[ROWS]:
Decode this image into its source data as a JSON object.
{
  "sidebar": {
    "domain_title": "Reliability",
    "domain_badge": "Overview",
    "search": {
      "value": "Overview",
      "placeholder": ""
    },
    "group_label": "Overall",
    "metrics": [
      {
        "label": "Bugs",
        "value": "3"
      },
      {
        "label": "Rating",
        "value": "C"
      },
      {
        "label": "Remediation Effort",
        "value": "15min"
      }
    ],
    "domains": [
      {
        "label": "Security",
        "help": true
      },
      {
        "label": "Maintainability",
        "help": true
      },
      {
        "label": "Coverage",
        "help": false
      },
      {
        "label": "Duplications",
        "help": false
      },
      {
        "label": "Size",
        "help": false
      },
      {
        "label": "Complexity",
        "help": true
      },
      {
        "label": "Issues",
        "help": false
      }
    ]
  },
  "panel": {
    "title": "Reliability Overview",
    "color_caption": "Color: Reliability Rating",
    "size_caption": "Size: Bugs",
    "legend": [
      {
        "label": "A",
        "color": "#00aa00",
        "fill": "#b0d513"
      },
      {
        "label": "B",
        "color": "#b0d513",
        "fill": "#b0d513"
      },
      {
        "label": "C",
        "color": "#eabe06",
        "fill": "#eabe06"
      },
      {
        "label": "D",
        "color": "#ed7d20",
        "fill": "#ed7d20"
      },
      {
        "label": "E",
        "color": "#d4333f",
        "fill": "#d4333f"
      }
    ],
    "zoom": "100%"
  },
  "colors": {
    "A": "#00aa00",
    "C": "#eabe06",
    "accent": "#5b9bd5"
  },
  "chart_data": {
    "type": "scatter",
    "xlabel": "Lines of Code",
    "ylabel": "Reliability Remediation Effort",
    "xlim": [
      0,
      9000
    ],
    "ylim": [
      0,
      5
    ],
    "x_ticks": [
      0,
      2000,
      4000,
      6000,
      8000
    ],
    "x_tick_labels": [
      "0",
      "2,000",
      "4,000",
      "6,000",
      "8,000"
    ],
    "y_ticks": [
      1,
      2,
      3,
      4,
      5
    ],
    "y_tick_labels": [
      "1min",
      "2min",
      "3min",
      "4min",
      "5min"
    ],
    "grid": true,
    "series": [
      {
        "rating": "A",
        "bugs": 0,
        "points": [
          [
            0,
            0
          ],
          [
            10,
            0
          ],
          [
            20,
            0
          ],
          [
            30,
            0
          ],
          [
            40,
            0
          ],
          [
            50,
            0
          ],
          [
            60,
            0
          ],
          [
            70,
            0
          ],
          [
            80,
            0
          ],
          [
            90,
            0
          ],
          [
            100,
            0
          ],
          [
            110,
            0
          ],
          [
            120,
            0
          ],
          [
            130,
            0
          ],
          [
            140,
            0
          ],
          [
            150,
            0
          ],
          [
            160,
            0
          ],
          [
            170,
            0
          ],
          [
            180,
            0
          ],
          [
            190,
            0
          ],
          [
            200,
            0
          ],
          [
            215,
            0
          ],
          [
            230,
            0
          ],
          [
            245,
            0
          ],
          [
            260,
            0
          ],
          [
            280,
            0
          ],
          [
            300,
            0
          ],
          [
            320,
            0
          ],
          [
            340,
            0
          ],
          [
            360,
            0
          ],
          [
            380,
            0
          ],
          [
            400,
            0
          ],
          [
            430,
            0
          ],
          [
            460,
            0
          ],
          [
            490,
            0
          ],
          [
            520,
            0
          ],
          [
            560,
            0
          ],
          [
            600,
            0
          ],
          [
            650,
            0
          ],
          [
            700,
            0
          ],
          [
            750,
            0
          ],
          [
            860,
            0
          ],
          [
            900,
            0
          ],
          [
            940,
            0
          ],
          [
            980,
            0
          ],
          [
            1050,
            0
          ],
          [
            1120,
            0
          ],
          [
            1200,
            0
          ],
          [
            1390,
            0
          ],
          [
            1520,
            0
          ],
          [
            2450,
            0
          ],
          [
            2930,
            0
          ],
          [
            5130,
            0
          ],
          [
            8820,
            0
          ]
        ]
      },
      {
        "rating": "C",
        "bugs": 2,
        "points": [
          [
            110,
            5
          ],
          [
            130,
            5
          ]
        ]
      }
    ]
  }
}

[OBJECTIVE]: What is the number of lines above that contain "Effort"? Answer with that number only.

[WRITTEN RESPONSE]: 2